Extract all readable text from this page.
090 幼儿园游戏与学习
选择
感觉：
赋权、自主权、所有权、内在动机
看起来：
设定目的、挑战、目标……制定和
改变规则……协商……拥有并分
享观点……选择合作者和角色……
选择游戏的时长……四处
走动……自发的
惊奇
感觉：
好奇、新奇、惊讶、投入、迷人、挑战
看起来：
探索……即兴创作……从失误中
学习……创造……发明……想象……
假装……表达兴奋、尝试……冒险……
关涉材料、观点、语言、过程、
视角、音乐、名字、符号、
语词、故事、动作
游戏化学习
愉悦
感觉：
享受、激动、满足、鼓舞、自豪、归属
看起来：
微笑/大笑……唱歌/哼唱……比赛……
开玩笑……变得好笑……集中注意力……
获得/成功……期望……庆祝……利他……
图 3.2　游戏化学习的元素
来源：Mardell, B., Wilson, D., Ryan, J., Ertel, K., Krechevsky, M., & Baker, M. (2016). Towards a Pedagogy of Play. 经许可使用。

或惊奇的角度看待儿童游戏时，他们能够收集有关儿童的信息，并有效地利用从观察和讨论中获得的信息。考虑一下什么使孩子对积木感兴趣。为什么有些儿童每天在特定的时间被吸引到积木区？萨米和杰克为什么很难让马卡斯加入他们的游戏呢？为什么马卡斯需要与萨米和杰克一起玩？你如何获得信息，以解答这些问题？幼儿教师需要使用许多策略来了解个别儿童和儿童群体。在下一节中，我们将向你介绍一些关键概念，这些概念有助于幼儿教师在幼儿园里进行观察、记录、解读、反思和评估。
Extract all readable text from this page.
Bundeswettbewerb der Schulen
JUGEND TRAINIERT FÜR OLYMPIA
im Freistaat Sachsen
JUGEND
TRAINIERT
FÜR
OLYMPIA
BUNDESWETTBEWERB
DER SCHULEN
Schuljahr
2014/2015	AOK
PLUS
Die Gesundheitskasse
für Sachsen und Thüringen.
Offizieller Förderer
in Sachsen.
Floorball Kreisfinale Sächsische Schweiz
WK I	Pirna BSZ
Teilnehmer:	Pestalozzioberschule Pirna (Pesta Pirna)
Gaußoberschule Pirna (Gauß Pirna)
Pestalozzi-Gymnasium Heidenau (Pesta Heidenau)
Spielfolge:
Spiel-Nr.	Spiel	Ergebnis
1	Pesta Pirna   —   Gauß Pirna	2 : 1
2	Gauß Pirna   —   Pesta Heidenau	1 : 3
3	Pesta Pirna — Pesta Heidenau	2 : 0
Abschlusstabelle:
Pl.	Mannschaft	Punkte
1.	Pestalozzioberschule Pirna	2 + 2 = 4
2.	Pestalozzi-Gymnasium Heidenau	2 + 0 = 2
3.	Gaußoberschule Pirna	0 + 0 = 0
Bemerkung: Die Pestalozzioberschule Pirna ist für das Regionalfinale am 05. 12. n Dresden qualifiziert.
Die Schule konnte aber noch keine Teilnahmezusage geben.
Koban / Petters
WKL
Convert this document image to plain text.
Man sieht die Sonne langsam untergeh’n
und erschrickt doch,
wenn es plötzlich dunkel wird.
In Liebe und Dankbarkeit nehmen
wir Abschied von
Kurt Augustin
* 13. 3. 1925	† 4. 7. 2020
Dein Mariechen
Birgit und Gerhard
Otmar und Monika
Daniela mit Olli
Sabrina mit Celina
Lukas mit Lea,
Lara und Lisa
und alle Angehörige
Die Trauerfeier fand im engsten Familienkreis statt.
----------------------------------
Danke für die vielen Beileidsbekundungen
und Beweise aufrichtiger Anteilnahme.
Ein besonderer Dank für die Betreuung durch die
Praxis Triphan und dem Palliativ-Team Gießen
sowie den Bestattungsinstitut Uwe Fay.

********

> **Problem to solve**: Reproduce each line of the entries in which the word "Pestalozzioberschule" is found.

> **Result of the exercise**:
Teilnehmer:	Pestalozzioberschule Pirna (Pesta Pirna)
1.	Pestalozzioberschule Pirna	2 + 2 = 4
Bemerkung: Die Pestalozzioberschule Pirna ist für das Regionalfinale am 05. 12. n Dresden qualifiziert.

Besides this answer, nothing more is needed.